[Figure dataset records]
═══
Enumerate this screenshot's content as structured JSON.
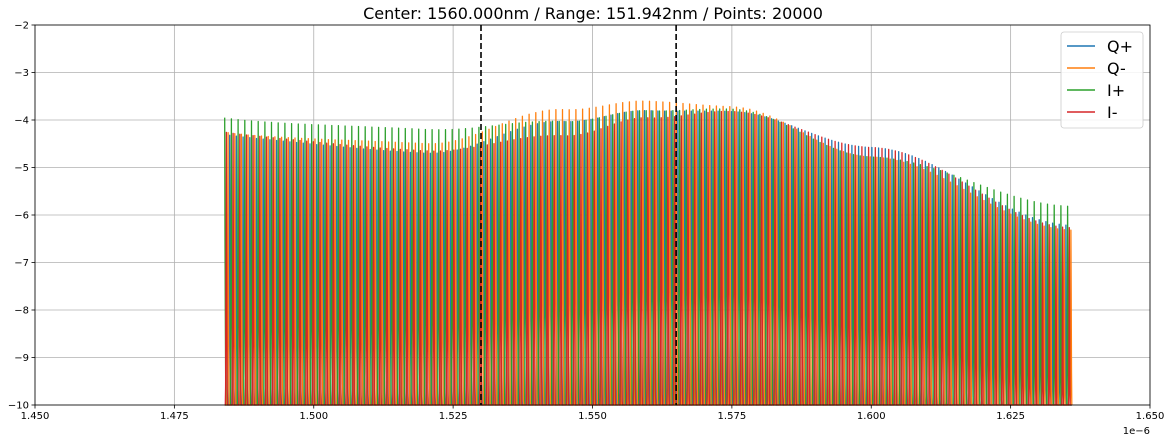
{
  "chart_data": {
    "type": "line",
    "title": "Center: 1560.000nm / Range: 151.942nm / Points: 20000",
    "xlabel": "",
    "ylabel": "",
    "xlim": [
      1.45,
      1.65
    ],
    "ylim": [
      -10,
      -2
    ],
    "x_offset_label": "1e−6",
    "grid": true,
    "legend_position": "top-right",
    "x_ticks": [
      "1.450",
      "1.475",
      "1.500",
      "1.525",
      "1.550",
      "1.575",
      "1.600",
      "1.625",
      "1.650"
    ],
    "x_tick_values": [
      1.45,
      1.475,
      1.5,
      1.525,
      1.55,
      1.575,
      1.6,
      1.625,
      1.65
    ],
    "y_ticks": [
      "−2",
      "−3",
      "−4",
      "−5",
      "−6",
      "−7",
      "−8",
      "−9",
      "−10"
    ],
    "y_tick_values": [
      -2,
      -3,
      -4,
      -5,
      -6,
      -7,
      -8,
      -9,
      -10
    ],
    "data_range": [
      1.48403,
      1.63597
    ],
    "fringe_period": 0.0012,
    "vlines": [
      1.53,
      1.565
    ],
    "series": [
      {
        "name": "Q+",
        "color": "#1f77b4",
        "envelope_x": [
          1.484,
          1.52,
          1.545,
          1.56,
          1.575,
          1.6,
          1.636
        ],
        "envelope_top": [
          -4.3,
          -4.4,
          -3.6,
          -3.3,
          -3.25,
          -3.9,
          -5.4
        ],
        "phase": 0.25
      },
      {
        "name": "Q-",
        "color": "#ff7f0e",
        "envelope_x": [
          1.484,
          1.52,
          1.545,
          1.56,
          1.575,
          1.6,
          1.636
        ],
        "envelope_top": [
          -4.25,
          -4.2,
          -3.35,
          -3.1,
          -3.15,
          -4.1,
          -5.5
        ],
        "phase": 0.5
      },
      {
        "name": "I+",
        "color": "#2ca02c",
        "envelope_x": [
          1.484,
          1.52,
          1.545,
          1.56,
          1.575,
          1.6,
          1.636
        ],
        "envelope_top": [
          -3.95,
          -3.9,
          -3.6,
          -3.3,
          -3.2,
          -4.1,
          -5.0
        ],
        "phase": 0.0
      },
      {
        "name": "I-",
        "color": "#d62728",
        "envelope_x": [
          1.484,
          1.52,
          1.545,
          1.56,
          1.575,
          1.6,
          1.636
        ],
        "envelope_top": [
          -4.25,
          -4.35,
          -3.9,
          -3.45,
          -3.25,
          -3.9,
          -5.45
        ],
        "phase": 0.75
      }
    ]
  }
}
═══
• Direction:
Copy out each line that contains the word "color".

• The output:
        "color": "#1f77b4",
        "color": "#ff7f0e",
        "color": "#2ca02c",
        "color": "#d62728",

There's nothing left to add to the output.